======== SOURCE RECORDS
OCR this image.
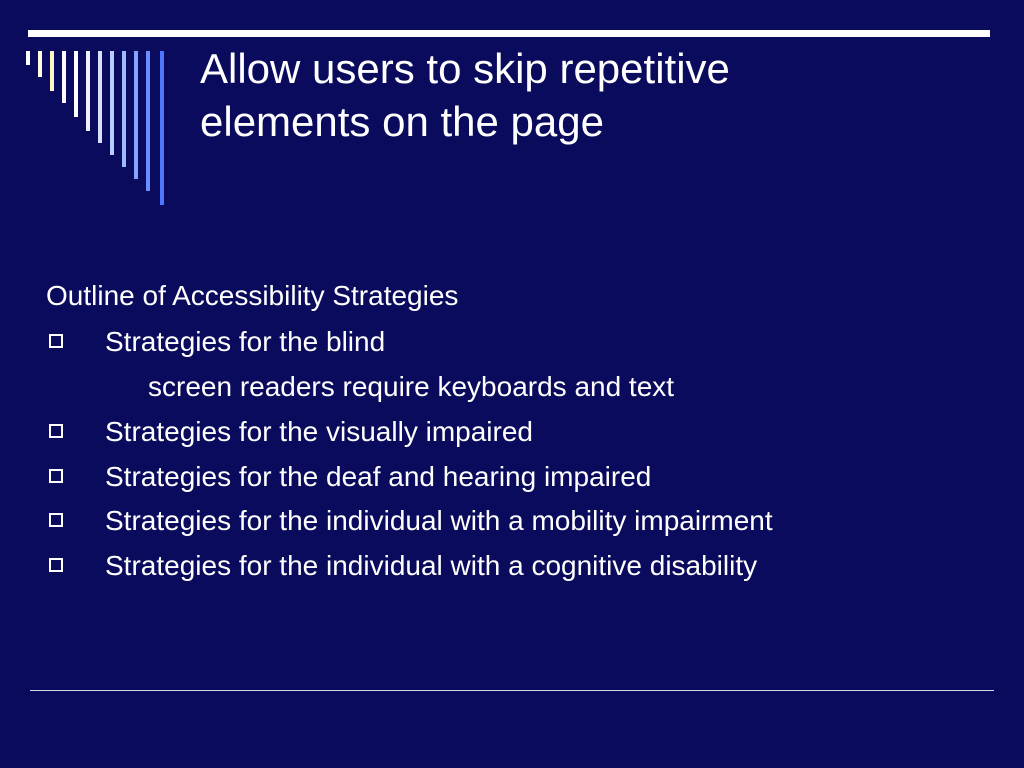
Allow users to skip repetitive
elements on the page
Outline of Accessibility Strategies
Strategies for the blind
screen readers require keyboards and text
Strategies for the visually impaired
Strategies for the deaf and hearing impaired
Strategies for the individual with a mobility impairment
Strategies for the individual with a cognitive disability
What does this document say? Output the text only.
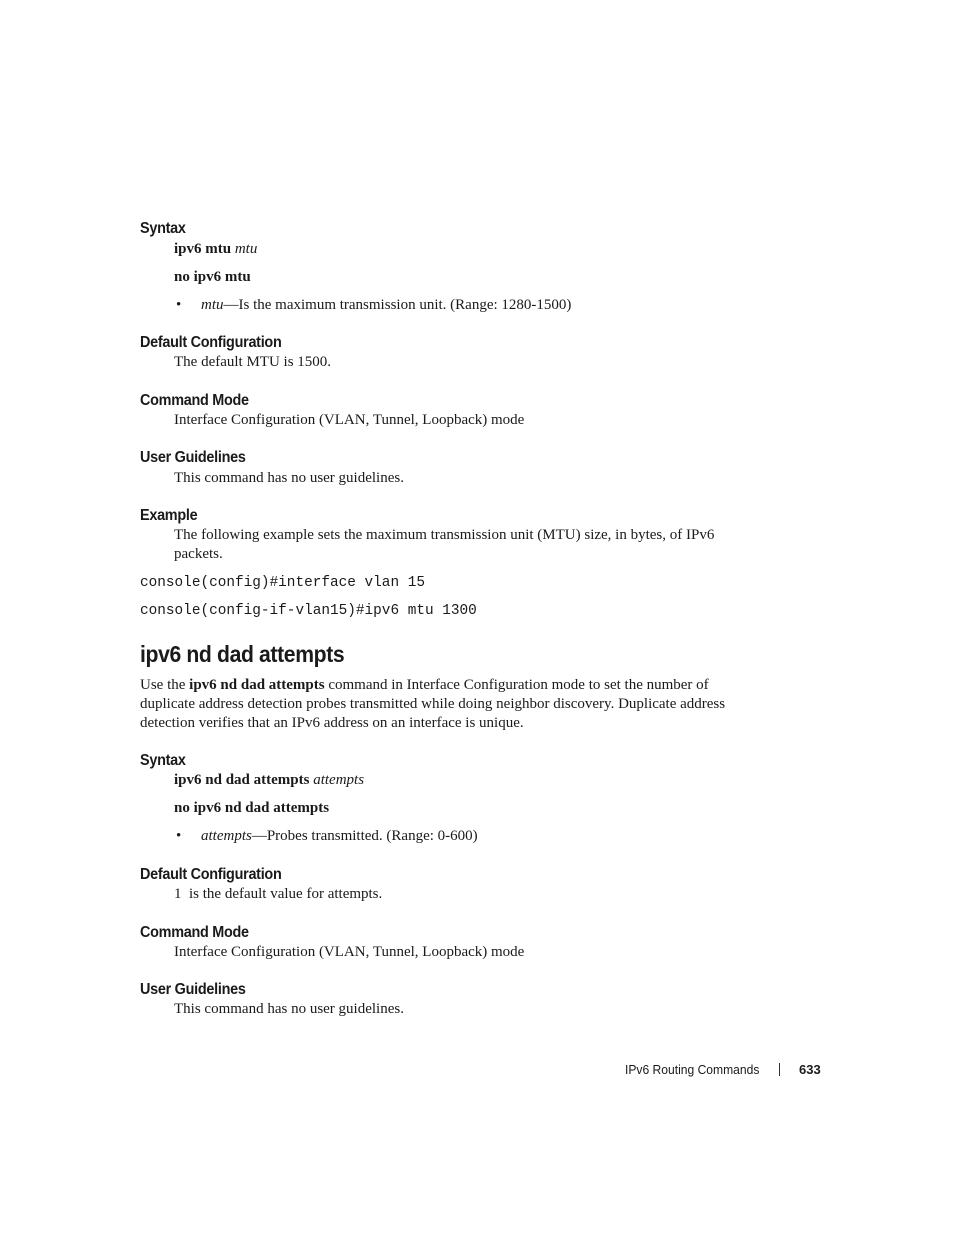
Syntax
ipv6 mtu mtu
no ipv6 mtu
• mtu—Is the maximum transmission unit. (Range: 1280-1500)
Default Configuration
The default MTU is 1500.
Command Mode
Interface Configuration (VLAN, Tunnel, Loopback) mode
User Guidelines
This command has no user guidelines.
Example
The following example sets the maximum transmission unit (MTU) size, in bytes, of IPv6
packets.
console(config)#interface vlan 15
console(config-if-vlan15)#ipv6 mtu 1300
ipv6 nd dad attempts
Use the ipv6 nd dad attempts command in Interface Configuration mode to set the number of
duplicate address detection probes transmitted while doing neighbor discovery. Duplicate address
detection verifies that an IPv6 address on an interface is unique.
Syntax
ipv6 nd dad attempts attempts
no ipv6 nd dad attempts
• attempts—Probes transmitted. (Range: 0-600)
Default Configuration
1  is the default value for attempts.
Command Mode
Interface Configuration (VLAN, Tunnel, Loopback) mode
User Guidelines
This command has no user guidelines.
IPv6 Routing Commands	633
================
PROBLEM DESCRIPTION: Take the line with "What does this" as the first line and the last line of the records above as the final one; reproduce exactly the lines between them, both included, without pictures.

RESULT OF THE TASK:
What does this document say? Output the text only.
Syntax
ipv6 mtu mtu
no ipv6 mtu
• mtu—Is the maximum transmission unit. (Range: 1280-1500)
Default Configuration
The default MTU is 1500.
Command Mode
Interface Configuration (VLAN, Tunnel, Loopback) mode
User Guidelines
This command has no user guidelines.
Example
The following example sets the maximum transmission unit (MTU) size, in bytes, of IPv6
packets.
console(config)#interface vlan 15
console(config-if-vlan15)#ipv6 mtu 1300
ipv6 nd dad attempts
Use the ipv6 nd dad attempts command in Interface Configuration mode to set the number of
duplicate address detection probes transmitted while doing neighbor discovery. Duplicate address
detection verifies that an IPv6 address on an interface is unique.
Syntax
ipv6 nd dad attempts attempts
no ipv6 nd dad attempts
• attempts—Probes transmitted. (Range: 0-600)
Default Configuration
1  is the default value for attempts.
Command Mode
Interface Configuration (VLAN, Tunnel, Loopback) mode
User Guidelines
This command has no user guidelines.
IPv6 Routing Commands	633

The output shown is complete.